Task objective: Exactly and only the lines from the line holding "Convert this screenshot" to the end of the records should be reproduced. Leave pictures out.

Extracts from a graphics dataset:
▬▬▬

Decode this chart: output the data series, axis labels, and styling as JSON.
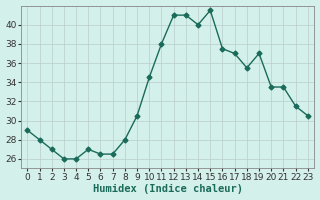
{
  "x": [
    0,
    1,
    2,
    3,
    4,
    5,
    6,
    7,
    8,
    9,
    10,
    11,
    12,
    13,
    14,
    15,
    16,
    17,
    18,
    19,
    20,
    21,
    22,
    23
  ],
  "y": [
    29,
    28,
    27,
    26,
    26,
    27,
    26.5,
    26.5,
    28,
    30.5,
    34.5,
    38,
    41,
    41,
    40,
    41.5,
    37.5,
    37,
    35.5,
    37,
    33.5,
    33.5,
    31.5,
    30.5
  ],
  "line_color": "#1a6b5a",
  "marker": "D",
  "marker_size": 2.5,
  "bg_color": "#d4f0eb",
  "grid_color": "#b8cdc9",
  "title": "",
  "xlabel": "Humidex (Indice chaleur)",
  "ylabel": "",
  "xlim": [
    -0.5,
    23.5
  ],
  "ylim": [
    25,
    42
  ],
  "yticks": [
    26,
    28,
    30,
    32,
    34,
    36,
    38,
    40
  ],
  "xticks": [
    0,
    1,
    2,
    3,
    4,
    5,
    6,
    7,
    8,
    9,
    10,
    11,
    12,
    13,
    14,
    15,
    16,
    17,
    18,
    19,
    20,
    21,
    22,
    23
  ],
  "xlabel_fontsize": 7.5,
  "tick_fontsize": 6.5,
  "line_width": 1.0
}
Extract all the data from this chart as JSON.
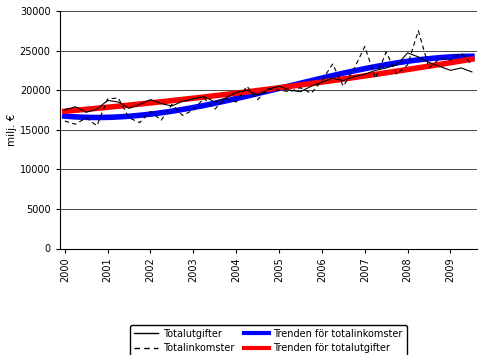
{
  "ylabel": "milj. €",
  "ylim": [
    0,
    30000
  ],
  "yticks": [
    0,
    5000,
    10000,
    15000,
    20000,
    25000,
    30000
  ],
  "years": [
    2000.0,
    2000.25,
    2000.5,
    2000.75,
    2001.0,
    2001.25,
    2001.5,
    2001.75,
    2002.0,
    2002.25,
    2002.5,
    2002.75,
    2003.0,
    2003.25,
    2003.5,
    2003.75,
    2004.0,
    2004.25,
    2004.5,
    2004.75,
    2005.0,
    2005.25,
    2005.5,
    2005.75,
    2006.0,
    2006.25,
    2006.5,
    2006.75,
    2007.0,
    2007.25,
    2007.5,
    2007.75,
    2008.0,
    2008.25,
    2008.5,
    2008.75,
    2009.0,
    2009.25,
    2009.5
  ],
  "totalutgifter": [
    17500,
    17900,
    17200,
    17600,
    18700,
    18500,
    17700,
    18200,
    18800,
    18300,
    18000,
    18600,
    18900,
    19200,
    18500,
    19000,
    19700,
    20000,
    19400,
    20100,
    20500,
    20000,
    19800,
    20500,
    21000,
    21500,
    21200,
    21700,
    22000,
    22500,
    22800,
    23200,
    24700,
    24200,
    23500,
    23000,
    22500,
    22800,
    22300
  ],
  "totalinkomster": [
    16100,
    15700,
    16500,
    15500,
    18900,
    19000,
    16500,
    15900,
    17300,
    16200,
    18200,
    16800,
    17500,
    19000,
    17600,
    18900,
    18500,
    20500,
    18800,
    20200,
    20000,
    19800,
    20300,
    19600,
    21200,
    23300,
    20500,
    22700,
    25500,
    21500,
    24800,
    22000,
    23200,
    27500,
    22800,
    24000,
    23800,
    24700,
    23200
  ],
  "xlim": [
    1999.88,
    2009.62
  ],
  "xtick_positions": [
    2000,
    2001,
    2002,
    2003,
    2004,
    2005,
    2006,
    2007,
    2008,
    2009
  ],
  "legend": {
    "totalutgifter_label": "Totalutgifter",
    "totalinkomster_label": "Totalinkomster",
    "trend_ink_label": "Trenden för totalinkomster",
    "trend_utg_label": "Trenden för totalutgifter"
  },
  "colors": {
    "totalutgifter": "#000000",
    "totalinkomster": "#000000",
    "trend_ink": "#0000FF",
    "trend_utg": "#FF0000"
  },
  "background": "#FFFFFF",
  "figsize": [
    4.84,
    3.55
  ],
  "dpi": 100
}
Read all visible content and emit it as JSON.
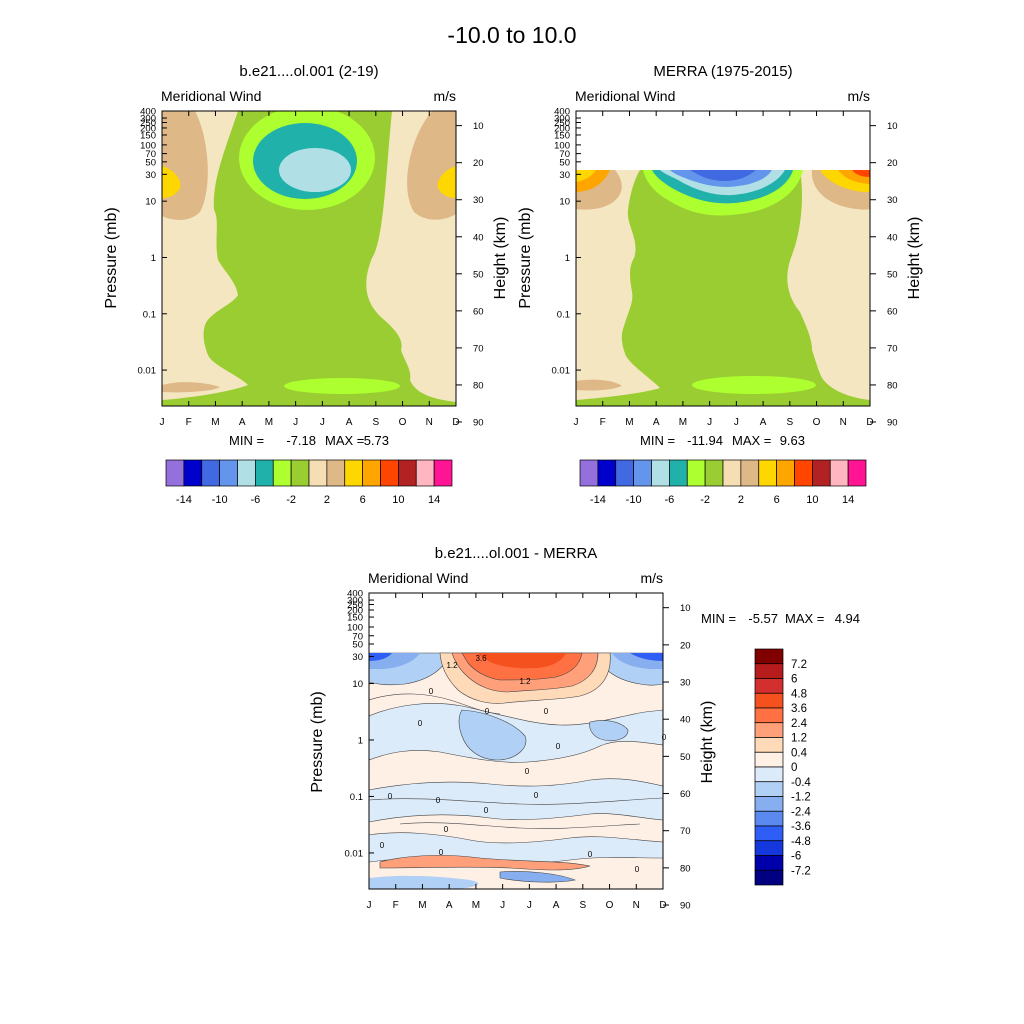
{
  "page_title": "-10.0 to  10.0",
  "chart_data": [
    {
      "id": "p1",
      "type": "contour",
      "title": "b.e21....ol.001 (2-19)",
      "left_label": "Meridional Wind",
      "right_label": "m/s",
      "ylabel": "Pressure (mb)",
      "ylabel_right": "Height (km)",
      "months": [
        "J",
        "F",
        "M",
        "A",
        "M",
        "J",
        "J",
        "A",
        "S",
        "O",
        "N",
        "D"
      ],
      "pressure_ticks": [
        "0.01",
        "0.1",
        "1",
        "10",
        "30",
        "50",
        "70",
        "100",
        "150",
        "200",
        "250",
        "300",
        "400"
      ],
      "height_ticks": [
        "90",
        "80",
        "70",
        "60",
        "50",
        "40",
        "30",
        "20",
        "10"
      ],
      "stats": {
        "min_label": "MIN =",
        "min": "-7.18",
        "max_label": "MAX =",
        "max": "5.73"
      },
      "data_top": "full",
      "regions": [
        {
          "name": "equatorial southward band -2 to 0",
          "level": "-2"
        },
        {
          "name": "summer mesosphere core -6 to -4",
          "level": "-6"
        },
        {
          "name": "winter mesosphere 2 to 4",
          "level": "2"
        },
        {
          "name": "winter mesosphere peak 4 to 6",
          "level": "6"
        }
      ],
      "colorbar": {
        "colors": [
          "#9370DB",
          "#0000CD",
          "#4169E1",
          "#6495ED",
          "#B0E0E6",
          "#20B2AA",
          "#ADFF2F",
          "#9ACD32",
          "#F5DEB3",
          "#DEB887",
          "#FFD700",
          "#FFA500",
          "#FF4500",
          "#B22222",
          "#FFB6C1",
          "#FF1493"
        ],
        "labels": [
          "-14",
          "-10",
          "-6",
          "-2",
          "2",
          "6",
          "10",
          "14"
        ]
      }
    },
    {
      "id": "p2",
      "type": "contour",
      "title": "MERRA (1975-2015)",
      "left_label": "Meridional Wind",
      "right_label": "m/s",
      "ylabel": "Pressure (mb)",
      "ylabel_right": "Height (km)",
      "months": [
        "J",
        "F",
        "M",
        "A",
        "M",
        "J",
        "J",
        "A",
        "S",
        "O",
        "N",
        "D"
      ],
      "pressure_ticks": [
        "0.01",
        "0.1",
        "1",
        "10",
        "30",
        "50",
        "70",
        "100",
        "150",
        "200",
        "250",
        "300",
        "400"
      ],
      "height_ticks": [
        "90",
        "80",
        "70",
        "60",
        "50",
        "40",
        "30",
        "20",
        "10"
      ],
      "stats": {
        "min_label": "MIN =",
        "min": "-11.94",
        "max_label": "MAX =",
        "max": "9.63"
      },
      "data_top": "0.02 mb",
      "colorbar": {
        "colors": [
          "#9370DB",
          "#0000CD",
          "#4169E1",
          "#6495ED",
          "#B0E0E6",
          "#20B2AA",
          "#ADFF2F",
          "#9ACD32",
          "#F5DEB3",
          "#DEB887",
          "#FFD700",
          "#FFA500",
          "#FF4500",
          "#B22222",
          "#FFB6C1",
          "#FF1493"
        ],
        "labels": [
          "-14",
          "-10",
          "-6",
          "-2",
          "2",
          "6",
          "10",
          "14"
        ]
      }
    },
    {
      "id": "p3",
      "type": "contour",
      "title": "b.e21....ol.001 - MERRA",
      "left_label": "Meridional Wind",
      "right_label": "m/s",
      "ylabel": "Pressure (mb)",
      "ylabel_right": "Height (km)",
      "months": [
        "J",
        "F",
        "M",
        "A",
        "M",
        "J",
        "J",
        "A",
        "S",
        "O",
        "N",
        "D"
      ],
      "pressure_ticks": [
        "0.01",
        "0.1",
        "1",
        "10",
        "30",
        "50",
        "70",
        "100",
        "150",
        "200",
        "250",
        "300",
        "400"
      ],
      "height_ticks": [
        "90",
        "80",
        "70",
        "60",
        "50",
        "40",
        "30",
        "20",
        "10"
      ],
      "stats": {
        "min_label": "MIN =",
        "min": "-5.57",
        "max_label": "MAX =",
        "max": "4.94"
      },
      "contour_labels": [
        "3.6",
        "1.2",
        "1.2",
        "0",
        "0",
        "0",
        "0",
        "0",
        "0",
        "0",
        "0",
        "0",
        "0",
        "0",
        "0",
        "0",
        "0",
        "0",
        "0"
      ],
      "colorbar": {
        "colors": [
          "#800000",
          "#B71C1C",
          "#D32F2F",
          "#F4511E",
          "#FF7043",
          "#FFA07A",
          "#FFDAB9",
          "#FFF0E6",
          "#DCEBFA",
          "#B0D0F5",
          "#87AEEF",
          "#5A8AF0",
          "#2E5EF5",
          "#1438DC",
          "#0000AA",
          "#000080"
        ],
        "labels": [
          "7.2",
          "6",
          "4.8",
          "3.6",
          "2.4",
          "1.2",
          "0.4",
          "0",
          "-0.4",
          "-1.2",
          "-2.4",
          "-3.6",
          "-4.8",
          "-6",
          "-7.2"
        ]
      }
    }
  ]
}
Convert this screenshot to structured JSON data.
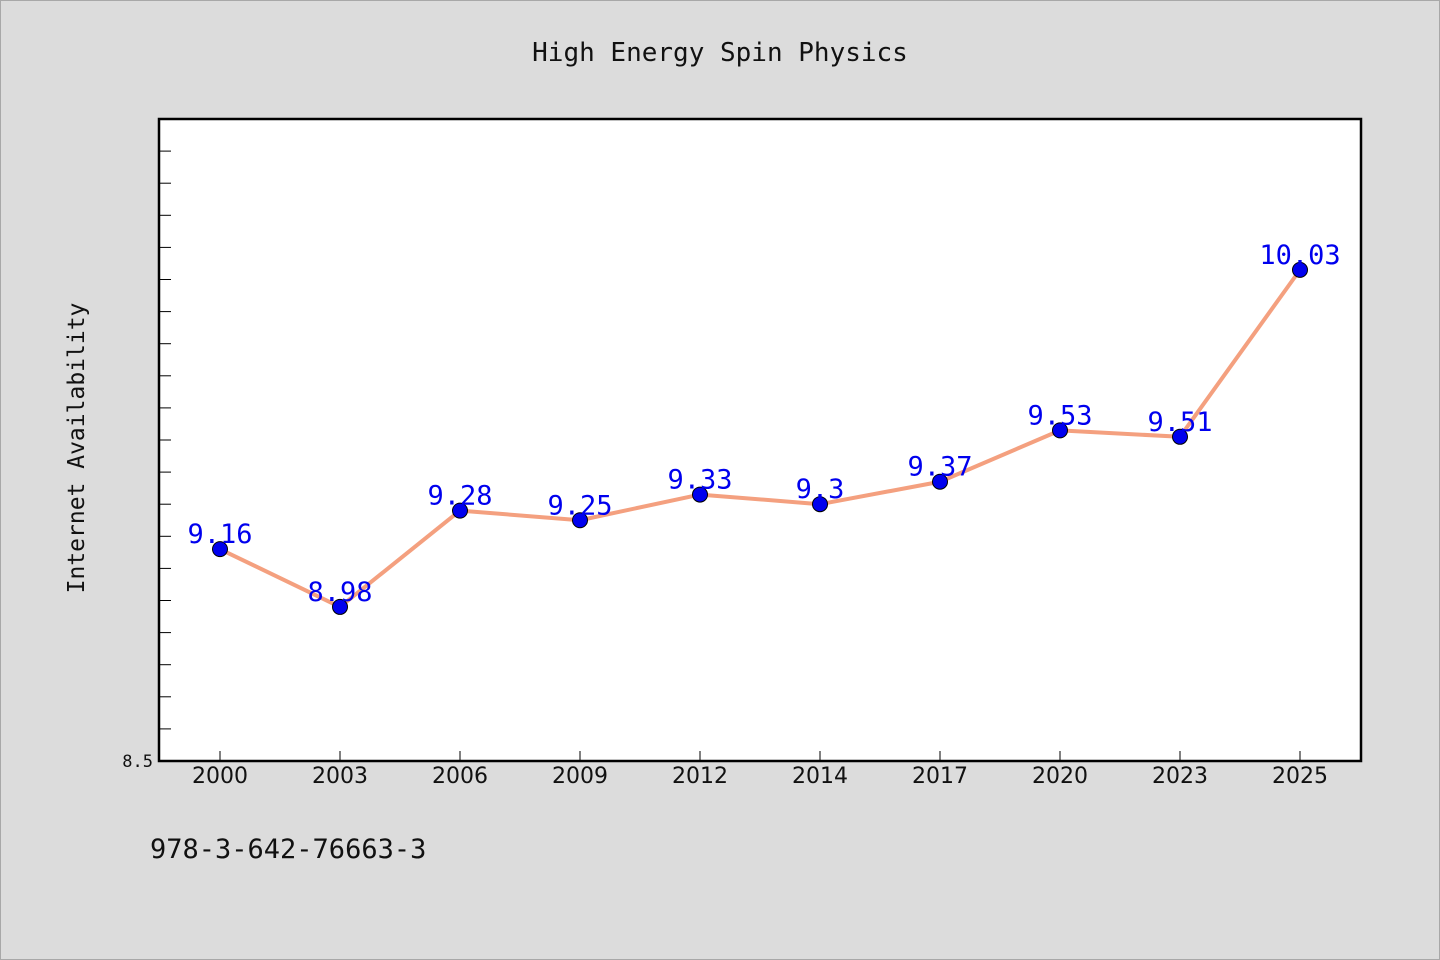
{
  "chart_data": {
    "type": "line",
    "title": "High Energy Spin Physics",
    "xlabel": "",
    "ylabel": "Internet Availability",
    "categories": [
      "2000",
      "2003",
      "2006",
      "2009",
      "2012",
      "2014",
      "2017",
      "2020",
      "2023",
      "2025"
    ],
    "series": [
      {
        "values": [
          9.16,
          8.98,
          9.28,
          9.25,
          9.33,
          9.3,
          9.37,
          9.53,
          9.51,
          10.03
        ]
      }
    ],
    "data_labels": [
      "9.16",
      "8.98",
      "9.28",
      "9.25",
      "9.33",
      "9.3",
      "9.37",
      "9.53",
      "9.51",
      "10.03"
    ],
    "ylim": [
      8.5,
      10.5
    ],
    "y_tick_labels": [
      "8.5"
    ],
    "grid": false,
    "legend": "none",
    "colors": {
      "line": "#f4a07f",
      "marker": "#0000ee",
      "label": "#0000ee",
      "plot_background": "#ffffff",
      "page_background": "#dcdcdc"
    }
  },
  "footer": {
    "isbn": "978-3-642-76663-3"
  }
}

▬▬▬

Response:
Convert this screenshot to structured JSON data.
{
  "chart_data": {
    "type": "line",
    "title": "High Energy Spin Physics",
    "xlabel": "",
    "ylabel": "Internet Availability",
    "categories": [
      "2000",
      "2003",
      "2006",
      "2009",
      "2012",
      "2014",
      "2017",
      "2020",
      "2023",
      "2025"
    ],
    "series": [
      {
        "values": [
          9.16,
          8.98,
          9.28,
          9.25,
          9.33,
          9.3,
          9.37,
          9.53,
          9.51,
          10.03
        ]
      }
    ],
    "data_labels": [
      "9.16",
      "8.98",
      "9.28",
      "9.25",
      "9.33",
      "9.3",
      "9.37",
      "9.53",
      "9.51",
      "10.03"
    ],
    "ylim": [
      8.5,
      10.5
    ],
    "y_tick_labels": [
      "8.5"
    ],
    "grid": false,
    "legend": "none",
    "colors": {
      "line": "#f4a07f",
      "marker": "#0000ee",
      "label": "#0000ee",
      "plot_background": "#ffffff",
      "page_background": "#dcdcdc"
    }
  },
  "footer": {
    "isbn": "978-3-642-76663-3"
  }
}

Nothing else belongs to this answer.